Type out the complete listing below word for word, without its pictures.

**Saved entries:**
------------------------------------
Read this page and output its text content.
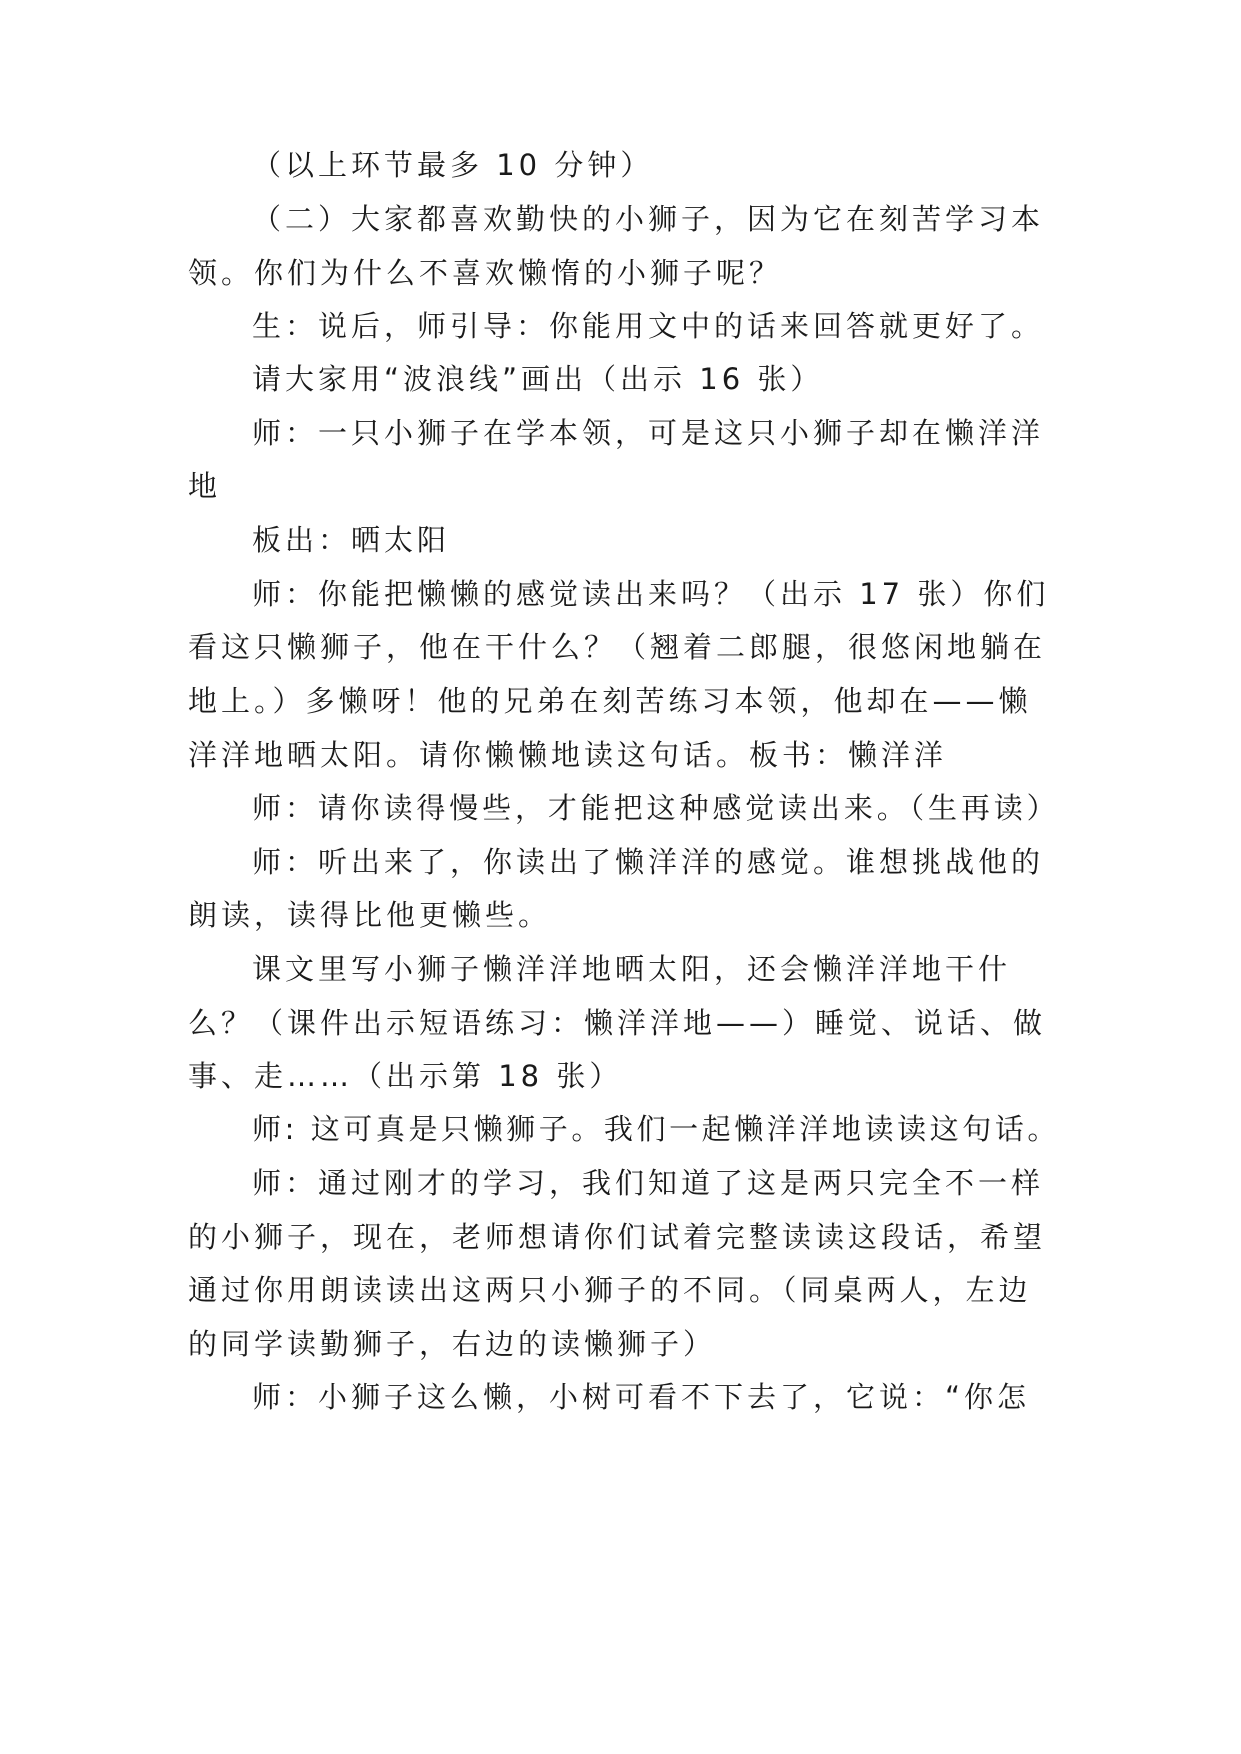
（以上环节最多 10 分钟）
（二）大家都喜欢勤快的小狮子，因为它在刻苦学习本
领。你们为什么不喜欢懒惰的小狮子呢？
生：说后，师引导：你能用文中的话来回答就更好了。
请大家用“波浪线”画出（出示 16 张）
师：一只小狮子在学本领，可是这只小狮子却在懒洋洋
地
板出：晒太阳
师：你能把懒懒的感觉读出来吗？（出示 17 张）你们
看这只懒狮子，他在干什么？（翘着二郎腿，很悠闲地躺在
地上。）多懒呀！他的兄弟在刻苦练习本领，他却在——懒
洋洋地晒太阳。请你懒懒地读这句话。板书：懒洋洋
师：请你读得慢些，才能把这种感觉读出来。（生再读）
师：听出来了，你读出了懒洋洋的感觉。谁想挑战他的
朗读，读得比他更懒些。
课文里写小狮子懒洋洋地晒太阳，还会懒洋洋地干什
么？（课件出示短语练习：懒洋洋地——）睡觉、说话、做
事、走……（出示第 18 张）
师: 这可真是只懒狮子。我们一起懒洋洋地读读这句话。
师：通过刚才的学习，我们知道了这是两只完全不一样
的小狮子，现在，老师想请你们试着完整读读这段话，希望
通过你用朗读读出这两只小狮子的不同。（同桌两人，左边
的同学读勤狮子，右边的读懒狮子）
师：小狮子这么懒，小树可看不下去了，它说：“你怎
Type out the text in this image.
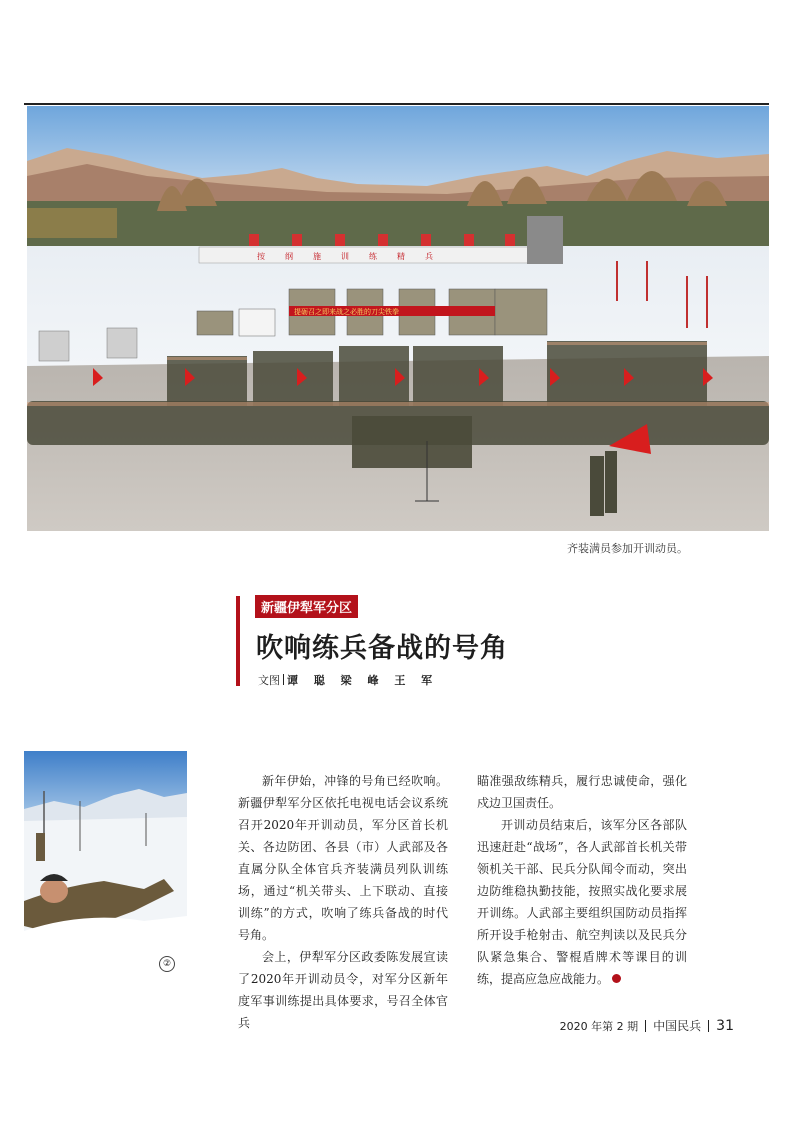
按纲施训练精兵
提砺召之即来战之必胜的刀尖铁拳
齐装满员参加开训动员。
新疆伊犁军分区
吹响练兵备战的号角
文图 谭 聪 梁 峰 王 军
②

新年伊始，冲锋的号角已经吹响。新疆伊犁军分区依托电视电话会议系统召开2020年开训动员，军分区首长机关、各边防团、各县（市）人武部及各直属分队全体官兵齐装满员列队训练场，通过“机关带头、上下联动、直接训练”的方式，吹响了练兵备战的时代号角。

会上，伊犁军分区政委陈发展宣读了2020年开训动员令，对军分区新年度军事训练提出具体要求，号召全体官兵

瞄准强敌练精兵，履行忠诚使命，强化戍边卫国责任。

开训动员结束后，该军分区各部队迅速赶赴“战场”，各人武部首长机关带领机关干部、民兵分队闻令而动，突出边防维稳执勤技能，按照实战化要求展开训练。人武部主要组织国防动员指挥所开设手枪射击、航空判读以及民兵分队紧急集合、警棍盾牌术等课目的训练，提高应急应战能力。

2020 年第 2 期 中国民兵 31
------------------------------------
**Written response:**
Read this page and output its text content.
（以上环节最多 10 分钟）
（二）大家都喜欢勤快的小狮子，因为它在刻苦学习本
领。你们为什么不喜欢懒惰的小狮子呢？
生：说后，师引导：你能用文中的话来回答就更好了。
请大家用“波浪线”画出（出示 16 张）
师：一只小狮子在学本领，可是这只小狮子却在懒洋洋
地
板出：晒太阳
师：你能把懒懒的感觉读出来吗？（出示 17 张）你们
看这只懒狮子，他在干什么？（翘着二郎腿，很悠闲地躺在
地上。）多懒呀！他的兄弟在刻苦练习本领，他却在——懒
洋洋地晒太阳。请你懒懒地读这句话。板书：懒洋洋
师：请你读得慢些，才能把这种感觉读出来。（生再读）
师：听出来了，你读出了懒洋洋的感觉。谁想挑战他的
朗读，读得比他更懒些。
课文里写小狮子懒洋洋地晒太阳，还会懒洋洋地干什
么？（课件出示短语练习：懒洋洋地——）睡觉、说话、做
事、走……（出示第 18 张）
师: 这可真是只懒狮子。我们一起懒洋洋地读读这句话。
师：通过刚才的学习，我们知道了这是两只完全不一样
的小狮子，现在，老师想请你们试着完整读读这段话，希望
通过你用朗读读出这两只小狮子的不同。（同桌两人，左边
的同学读勤狮子，右边的读懒狮子）
师：小狮子这么懒，小树可看不下去了，它说：“你怎
Type out the text in this image.
按纲施训练精兵
提砺召之即来战之必胜的刀尖铁拳
齐装满员参加开训动员。
新疆伊犁军分区
吹响练兵备战的号角
文图 谭 聪 梁 峰 王 军
②

新年伊始，冲锋的号角已经吹响。新疆伊犁军分区依托电视电话会议系统召开2020年开训动员，军分区首长机关、各边防团、各县（市）人武部及各直属分队全体官兵齐装满员列队训练场，通过“机关带头、上下联动、直接训练”的方式，吹响了练兵备战的时代号角。

会上，伊犁军分区政委陈发展宣读了2020年开训动员令，对军分区新年度军事训练提出具体要求，号召全体官兵

瞄准强敌练精兵，履行忠诚使命，强化戍边卫国责任。

开训动员结束后，该军分区各部队迅速赶赴“战场”，各人武部首长机关带领机关干部、民兵分队闻令而动，突出边防维稳执勤技能，按照实战化要求展开训练。人武部主要组织国防动员指挥所开设手枪射击、航空判读以及民兵分队紧急集合、警棍盾牌术等课目的训练，提高应急应战能力。

2020 年第 2 期 中国民兵 31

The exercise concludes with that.